This post is part of a series detailing how this site runs. You can view the previous entry here.
With the infrastructure in place for me to receive and handle secure web requests for dwgill.com on my DigitalOcean droplet, theoretically all that's next is for me to actually run Ghost on my machine on the correct port, and Nginx can start piping over web requests to it.
There seem to be at least a couple ways to go about setting up Ghost on a machine, the most popular of which is probably the official Ghost command line interface. This is supposed to be a turn-key solution which sets up almost all the aspects of a Ghost install for you. I can't quite explain it, but there's a certain discomfort or unease I have with installing system-wide tools for managing the installation of a particular peice of software. If all I wanted to do on that droplet was run Ghost, that would be one thing, but what if I later want to run something that requires a different version of Node? I would like to avoid cluttering my machine's environment of programs and utilities, if possible.
At bottom, Ghost is a full-fledged application, and in 2017, in my view, deploying an app responsibly generally means involving Docker in some capacity.
The Briefest of Overviews of Docker
Docker is a technology which enables you to run a process in an entirely isolated environment. When you run a program with Docker, which is to say you run it in a Docker container, it runs with its own unique filesystem and set of TCP/IP ports. The filesystem and ports are by themselves entirely isolated from actual system resources. Containers can be packaged up in images and freely moved from machine to machine, essentially enabling one to bundle an application along with its entire operating system context.
It's an effect not dissimilar to virtual machines, but whereas running a VM requires simulating an entire hardware context in addition to the operating system that runs on that simulated hardware, containerization is basically accomplished by having the operating system systematically lie to a process about the system resources available to it. This turns out to be profoundly more efficient: whereas software run in a VM frequently struggles to match the performance of code executed outside it, the runtime costs of containerization is neglible enough that large swaths of industry are now utilizing it to deploy their applications.

※ ※ ※

- [To-do list]
• 1. Reproduce part of the post on setting up Ghost word for word. Begin at the words "The Briefest of" and stop after "operating system context.".
• 2. Answer each question from the post on setting up Ghost, one per line:
(a) On what kind of server does the writer plan to run Ghost?
(b) What does the writer call probably the most popular way to set up Ghost on a machine?
(c) In a Docker container, a program runs with its own unique filesystem and what else?
• 3. Go on with the post on setting up Ghost, starting after its final sentence and keeping its voice.

- [Provided material]
※ ※ ※

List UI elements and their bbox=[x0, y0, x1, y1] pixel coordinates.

※ ※ ※

- [Answers by task]
• 1.
The Briefest of Overviews of Docker
Docker is a technology which enables you to run a process in an entirely isolated environment. When you run a program with Docker, which is to say you run it in a Docker container, it runs with its own unique filesystem and set of TCP/IP ports. The filesystem and ports are by themselves entirely isolated from actual system resources. Containers can be packaged up in images and freely moved from machine to machine, essentially enabling one to bundle an application along with its entire operating system context.

• 2.
(a) A DigitalOcean droplet.
(b) The official Ghost command line interface.
(c) Its own set of TCP/IP ports.

• 3.
It's not hard to see why. By packaging applications together with all the resources they need to run, you avoid a tremendous number of potential headaches in misconfiguring the environment an application relies on. It turns out the easiest way to avoid having the wrong version of Node installed is to bundle the right version of Node with your app itself, and the simplest way to insure all the right files are in all the right locations to execute your code is to ship the whole filesystem itself with your software. If this all sounds either too good to be true or prohitively resource-expensive, then rest assured there's a lot of really cool engineering behind all this to make it happen, all of which is beyond the scope of this post.
Running Ghost in a Docker Container
Now if I was starting from scratch and I wanted to run Ghost in a Docker container, I would first need to build a Docker image with Ghost installed on it. I would look at the official Ghost documentation, and dutifully replicate all the steps in a
Dockerfile. Then I would run
docker build and Docker would execute all those commands in an isolated filesystem context, and at the end of it all I would have a snapshot of a filesystem, a Docker image, that has Ghost installed and ready to run on it.
Fortunately enough, however, the folks behind Docker have already built a ready-to-use Ghost image. This reduces the whole process to not much more than these few lines:
# Download a script to install Docker curl -fsSL get.docker.com -o get-docker.sh # Install Docker sudo sh get-docker.sh # Download my Ghost image sudo docker pull ghost:1.5-alpine
1.5-alpine is the "tag" of the Ghost image. In effect, it is both the version of Ghost (1.5.x) and the "kind" of filesystem it's installed on (Alpine Linux).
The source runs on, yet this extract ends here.